= GIVEN PASSAGE =
——

In [None]:
import torch
import torchvision
import objdetect as od
from tqdm import tqdm

In [None]:
device = 'cuda' if torch.cuda.is_available() else 'cpu'
print(device)

## Data augmentation

In [None]:
transformations = od.aug.Compose([
    od.aug.Resize(int(256*1.1), int(256*1.1)),
    od.aug.RandomCrop(256, 256),
    od.aug.RandomHflip(),
    od.aug.RandomBrightnessContrast(0.1, 0.1),
    od.aug.Normalize(),
])

## Dataset loader

In [None]:
ds = od.data.VOCDetection('data', 'train', transformations, download=True)

Let's look at the first sample:

In [None]:
d = ds[0]
print(d.keys())

Each sample is composed by an 'image', and respective objects represented by their 'bboxes' and 'classes'. The 'bboxes' are in the format x1y1x2y2 and are 0-1 normalized.

In [None]:
od.plot.image(d['image'])
od.plot.grid_lines(d['image'], 8, 8)
od.plot.bboxes(d['image'], d['bboxes'])
od.plot.classes(d['image'], d['bboxes'], d['classes'], ds.labels)
od.plot.show()

Naturally, the number of bounding boxes varies for each image, therefore they cannot be turned into tensors, so we need to specify a `collate` function for how the batches should be created.

In [None]:
tr = torch.utils.data.DataLoader(ds, 16, True, collate_fn=od.data.collate_fn)

——

= WORK TO DO =
According to the object detection notebook, why must a `collate` function be specified for the DataLoader? The lines after this sentence come from a separate source.

[Spatial layout data]
——

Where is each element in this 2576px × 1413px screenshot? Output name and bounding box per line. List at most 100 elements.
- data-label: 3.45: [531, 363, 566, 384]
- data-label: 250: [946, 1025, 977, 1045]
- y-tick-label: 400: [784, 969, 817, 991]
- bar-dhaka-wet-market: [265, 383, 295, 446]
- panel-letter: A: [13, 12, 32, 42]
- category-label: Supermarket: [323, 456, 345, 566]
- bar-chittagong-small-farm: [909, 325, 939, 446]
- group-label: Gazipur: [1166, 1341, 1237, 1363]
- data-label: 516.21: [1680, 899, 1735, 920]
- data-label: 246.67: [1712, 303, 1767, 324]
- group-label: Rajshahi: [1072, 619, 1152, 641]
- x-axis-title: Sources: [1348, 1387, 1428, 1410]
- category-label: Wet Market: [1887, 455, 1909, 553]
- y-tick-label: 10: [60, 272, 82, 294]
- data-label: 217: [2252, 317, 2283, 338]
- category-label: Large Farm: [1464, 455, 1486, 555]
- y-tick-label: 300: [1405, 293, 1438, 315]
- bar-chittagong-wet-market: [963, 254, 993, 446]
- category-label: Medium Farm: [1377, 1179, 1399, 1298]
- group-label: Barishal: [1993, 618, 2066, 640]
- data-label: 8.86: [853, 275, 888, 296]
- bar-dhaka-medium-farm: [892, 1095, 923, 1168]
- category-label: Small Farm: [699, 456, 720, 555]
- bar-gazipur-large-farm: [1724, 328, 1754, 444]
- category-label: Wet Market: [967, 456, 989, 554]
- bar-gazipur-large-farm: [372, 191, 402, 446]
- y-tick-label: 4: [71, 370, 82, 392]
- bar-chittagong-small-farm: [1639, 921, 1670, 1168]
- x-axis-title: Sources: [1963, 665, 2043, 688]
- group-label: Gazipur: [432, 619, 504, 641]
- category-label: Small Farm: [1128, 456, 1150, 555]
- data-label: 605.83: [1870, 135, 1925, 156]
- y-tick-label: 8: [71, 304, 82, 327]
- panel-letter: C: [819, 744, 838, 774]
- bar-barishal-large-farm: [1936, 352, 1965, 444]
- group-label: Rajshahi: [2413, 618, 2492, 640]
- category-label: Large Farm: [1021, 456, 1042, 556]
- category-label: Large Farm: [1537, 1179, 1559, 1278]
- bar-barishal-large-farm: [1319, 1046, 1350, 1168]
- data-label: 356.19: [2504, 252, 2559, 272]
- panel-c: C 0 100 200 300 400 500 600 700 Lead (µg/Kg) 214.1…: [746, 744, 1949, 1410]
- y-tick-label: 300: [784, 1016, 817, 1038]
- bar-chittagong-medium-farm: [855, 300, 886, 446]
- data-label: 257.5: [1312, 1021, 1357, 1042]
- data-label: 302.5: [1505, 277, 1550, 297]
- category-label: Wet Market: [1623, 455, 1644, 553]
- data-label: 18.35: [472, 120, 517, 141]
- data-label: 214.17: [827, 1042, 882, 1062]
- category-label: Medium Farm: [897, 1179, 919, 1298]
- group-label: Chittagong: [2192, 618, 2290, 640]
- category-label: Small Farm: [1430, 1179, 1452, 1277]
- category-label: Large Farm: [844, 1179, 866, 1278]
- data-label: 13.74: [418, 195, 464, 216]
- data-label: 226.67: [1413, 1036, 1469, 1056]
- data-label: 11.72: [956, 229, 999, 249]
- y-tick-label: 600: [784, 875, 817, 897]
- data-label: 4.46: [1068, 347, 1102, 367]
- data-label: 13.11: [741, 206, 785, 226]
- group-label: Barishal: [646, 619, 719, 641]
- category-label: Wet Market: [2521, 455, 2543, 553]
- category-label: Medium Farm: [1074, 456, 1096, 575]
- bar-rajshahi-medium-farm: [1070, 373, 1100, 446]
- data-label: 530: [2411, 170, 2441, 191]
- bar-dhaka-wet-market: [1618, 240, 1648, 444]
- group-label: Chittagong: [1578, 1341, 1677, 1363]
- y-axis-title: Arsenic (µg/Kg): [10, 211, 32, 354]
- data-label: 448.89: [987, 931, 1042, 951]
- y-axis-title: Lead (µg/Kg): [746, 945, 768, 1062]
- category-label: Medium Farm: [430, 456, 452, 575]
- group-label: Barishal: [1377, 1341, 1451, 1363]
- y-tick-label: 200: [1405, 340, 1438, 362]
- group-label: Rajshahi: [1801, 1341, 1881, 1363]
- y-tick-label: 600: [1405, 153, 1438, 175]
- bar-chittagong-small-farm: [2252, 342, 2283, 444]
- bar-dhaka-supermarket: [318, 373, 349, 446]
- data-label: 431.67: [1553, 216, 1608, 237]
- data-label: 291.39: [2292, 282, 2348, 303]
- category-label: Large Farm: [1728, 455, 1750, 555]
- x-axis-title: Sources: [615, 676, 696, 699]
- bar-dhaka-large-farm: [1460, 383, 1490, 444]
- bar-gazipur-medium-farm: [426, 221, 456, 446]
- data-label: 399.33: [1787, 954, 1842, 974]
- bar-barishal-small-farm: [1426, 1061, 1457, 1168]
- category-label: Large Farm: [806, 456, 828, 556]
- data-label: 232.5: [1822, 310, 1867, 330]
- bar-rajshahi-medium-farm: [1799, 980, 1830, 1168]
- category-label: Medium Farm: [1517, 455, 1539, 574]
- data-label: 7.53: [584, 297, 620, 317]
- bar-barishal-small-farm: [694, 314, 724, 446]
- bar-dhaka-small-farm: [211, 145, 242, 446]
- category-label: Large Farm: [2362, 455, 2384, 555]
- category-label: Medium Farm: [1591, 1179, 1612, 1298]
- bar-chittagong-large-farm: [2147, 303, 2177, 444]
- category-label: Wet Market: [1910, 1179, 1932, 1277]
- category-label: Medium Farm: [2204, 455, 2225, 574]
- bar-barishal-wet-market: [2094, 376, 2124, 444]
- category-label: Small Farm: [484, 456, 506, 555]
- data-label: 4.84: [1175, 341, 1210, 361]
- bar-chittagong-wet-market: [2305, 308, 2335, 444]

——

= OUTPUT FOR THIS TASK =
The number of bounding boxes varies from image to image, so the boxes cannot be turned into tensors. A `collate` function is therefore needed to define how the batches should be created.